--- Records for the exercise ---
* Start *

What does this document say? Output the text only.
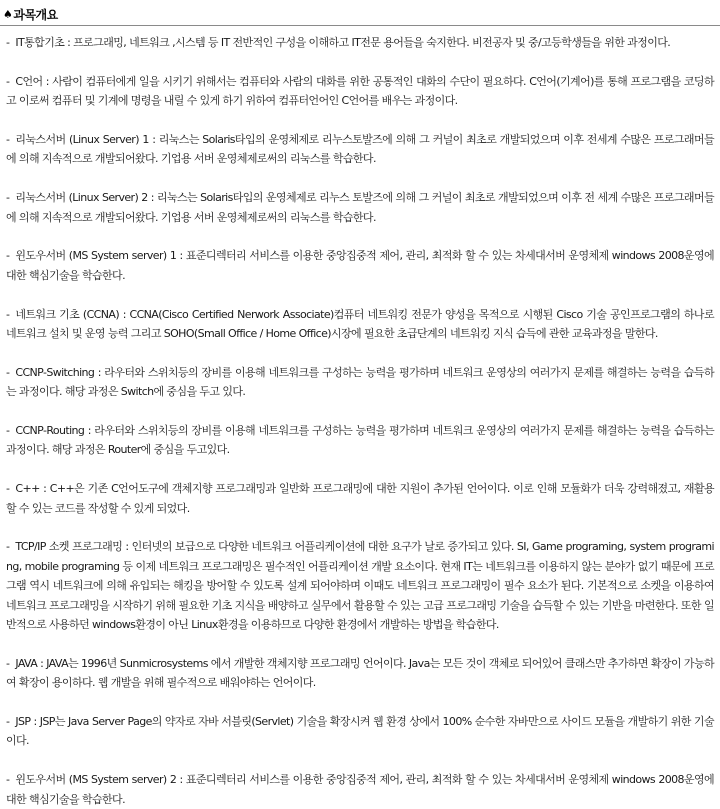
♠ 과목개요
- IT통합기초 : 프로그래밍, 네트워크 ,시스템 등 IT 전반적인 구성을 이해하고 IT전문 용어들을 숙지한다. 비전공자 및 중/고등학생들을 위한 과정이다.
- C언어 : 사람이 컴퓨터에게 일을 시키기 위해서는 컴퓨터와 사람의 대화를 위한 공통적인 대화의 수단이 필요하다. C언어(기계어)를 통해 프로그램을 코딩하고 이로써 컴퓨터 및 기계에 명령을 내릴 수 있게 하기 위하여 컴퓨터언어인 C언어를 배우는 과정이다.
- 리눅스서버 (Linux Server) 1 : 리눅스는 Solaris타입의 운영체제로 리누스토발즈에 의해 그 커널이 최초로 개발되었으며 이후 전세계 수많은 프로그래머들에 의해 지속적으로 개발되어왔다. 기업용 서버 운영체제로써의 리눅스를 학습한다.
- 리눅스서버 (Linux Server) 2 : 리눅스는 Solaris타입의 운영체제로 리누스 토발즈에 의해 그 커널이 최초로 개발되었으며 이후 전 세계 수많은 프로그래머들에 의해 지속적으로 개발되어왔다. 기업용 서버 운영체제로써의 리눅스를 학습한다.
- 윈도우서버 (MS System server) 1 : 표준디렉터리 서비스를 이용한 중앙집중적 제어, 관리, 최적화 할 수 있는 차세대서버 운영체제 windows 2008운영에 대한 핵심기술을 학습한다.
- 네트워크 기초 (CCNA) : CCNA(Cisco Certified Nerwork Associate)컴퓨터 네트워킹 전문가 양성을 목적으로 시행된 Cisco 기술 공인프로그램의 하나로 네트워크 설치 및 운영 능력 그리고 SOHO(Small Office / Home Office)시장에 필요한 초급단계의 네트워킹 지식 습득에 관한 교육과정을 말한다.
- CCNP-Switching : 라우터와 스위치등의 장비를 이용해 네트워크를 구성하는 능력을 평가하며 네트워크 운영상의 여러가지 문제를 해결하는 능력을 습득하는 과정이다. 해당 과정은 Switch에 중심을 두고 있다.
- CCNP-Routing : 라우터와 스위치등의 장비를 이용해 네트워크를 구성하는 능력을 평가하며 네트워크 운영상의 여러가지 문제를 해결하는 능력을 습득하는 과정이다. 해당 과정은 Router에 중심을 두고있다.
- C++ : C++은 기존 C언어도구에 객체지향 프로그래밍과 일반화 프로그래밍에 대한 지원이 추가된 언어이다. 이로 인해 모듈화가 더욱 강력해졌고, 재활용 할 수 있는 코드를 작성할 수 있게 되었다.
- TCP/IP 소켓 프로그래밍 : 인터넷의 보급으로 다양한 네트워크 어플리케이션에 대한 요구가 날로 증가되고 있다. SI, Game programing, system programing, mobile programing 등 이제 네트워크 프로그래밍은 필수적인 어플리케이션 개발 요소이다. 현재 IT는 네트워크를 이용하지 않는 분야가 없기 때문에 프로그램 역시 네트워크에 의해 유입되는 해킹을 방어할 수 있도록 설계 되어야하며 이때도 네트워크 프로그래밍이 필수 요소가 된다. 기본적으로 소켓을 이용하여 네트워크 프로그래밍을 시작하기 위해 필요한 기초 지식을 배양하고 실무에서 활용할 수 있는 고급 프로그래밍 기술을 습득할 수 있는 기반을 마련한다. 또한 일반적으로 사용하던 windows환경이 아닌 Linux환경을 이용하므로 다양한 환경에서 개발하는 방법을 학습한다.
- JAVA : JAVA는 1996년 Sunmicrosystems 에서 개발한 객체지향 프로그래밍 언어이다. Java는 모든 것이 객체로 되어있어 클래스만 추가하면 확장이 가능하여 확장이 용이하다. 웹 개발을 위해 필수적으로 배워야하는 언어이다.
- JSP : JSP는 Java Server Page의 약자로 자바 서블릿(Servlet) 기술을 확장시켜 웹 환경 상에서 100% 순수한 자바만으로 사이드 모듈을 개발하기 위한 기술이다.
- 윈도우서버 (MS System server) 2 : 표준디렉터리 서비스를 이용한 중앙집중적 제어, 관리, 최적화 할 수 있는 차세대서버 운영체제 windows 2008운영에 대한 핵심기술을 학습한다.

* End *
* Start *

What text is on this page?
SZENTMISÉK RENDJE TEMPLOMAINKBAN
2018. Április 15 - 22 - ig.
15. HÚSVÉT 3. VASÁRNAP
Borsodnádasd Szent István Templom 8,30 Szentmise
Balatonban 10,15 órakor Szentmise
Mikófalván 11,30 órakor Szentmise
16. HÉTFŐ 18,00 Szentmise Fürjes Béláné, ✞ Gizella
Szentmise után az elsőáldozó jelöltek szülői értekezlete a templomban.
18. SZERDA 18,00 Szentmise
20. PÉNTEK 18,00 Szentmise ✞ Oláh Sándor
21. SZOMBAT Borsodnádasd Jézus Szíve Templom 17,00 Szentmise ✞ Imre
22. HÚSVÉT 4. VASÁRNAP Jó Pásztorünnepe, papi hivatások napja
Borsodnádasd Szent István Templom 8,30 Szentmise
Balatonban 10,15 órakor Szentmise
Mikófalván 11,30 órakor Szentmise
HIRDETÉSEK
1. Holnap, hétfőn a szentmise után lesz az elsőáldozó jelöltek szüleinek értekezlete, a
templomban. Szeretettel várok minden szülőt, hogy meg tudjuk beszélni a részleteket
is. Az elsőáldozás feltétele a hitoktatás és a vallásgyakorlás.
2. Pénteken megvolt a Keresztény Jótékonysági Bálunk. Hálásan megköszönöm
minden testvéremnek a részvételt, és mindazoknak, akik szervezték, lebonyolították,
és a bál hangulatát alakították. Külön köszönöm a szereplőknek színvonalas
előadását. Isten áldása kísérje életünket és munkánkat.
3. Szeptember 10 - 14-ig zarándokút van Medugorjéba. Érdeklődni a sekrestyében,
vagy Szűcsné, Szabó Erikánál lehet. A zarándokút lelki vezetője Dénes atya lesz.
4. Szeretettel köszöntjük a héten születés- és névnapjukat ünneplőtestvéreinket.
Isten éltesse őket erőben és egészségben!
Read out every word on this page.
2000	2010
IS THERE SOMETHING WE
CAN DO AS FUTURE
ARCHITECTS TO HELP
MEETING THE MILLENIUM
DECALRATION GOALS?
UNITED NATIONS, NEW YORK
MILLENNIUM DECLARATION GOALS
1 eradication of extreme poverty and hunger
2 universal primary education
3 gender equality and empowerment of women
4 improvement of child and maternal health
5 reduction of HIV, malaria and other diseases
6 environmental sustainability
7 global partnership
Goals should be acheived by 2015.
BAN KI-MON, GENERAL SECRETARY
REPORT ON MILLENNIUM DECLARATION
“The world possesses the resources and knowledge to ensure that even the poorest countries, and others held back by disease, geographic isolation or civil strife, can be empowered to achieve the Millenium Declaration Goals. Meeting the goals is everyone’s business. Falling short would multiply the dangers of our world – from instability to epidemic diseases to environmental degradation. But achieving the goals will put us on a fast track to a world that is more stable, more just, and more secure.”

* End *

--- Goal ---
Check every line of the data, and copy the ones that contain "után".

--- Solution for this task ---
Szentmise után az elsőáldozó jelöltek szülői értekezlete a templomban.
1. Holnap, hétfőn a szentmise után lesz az elsőáldozó jelöltek szüleinek értekezlete, a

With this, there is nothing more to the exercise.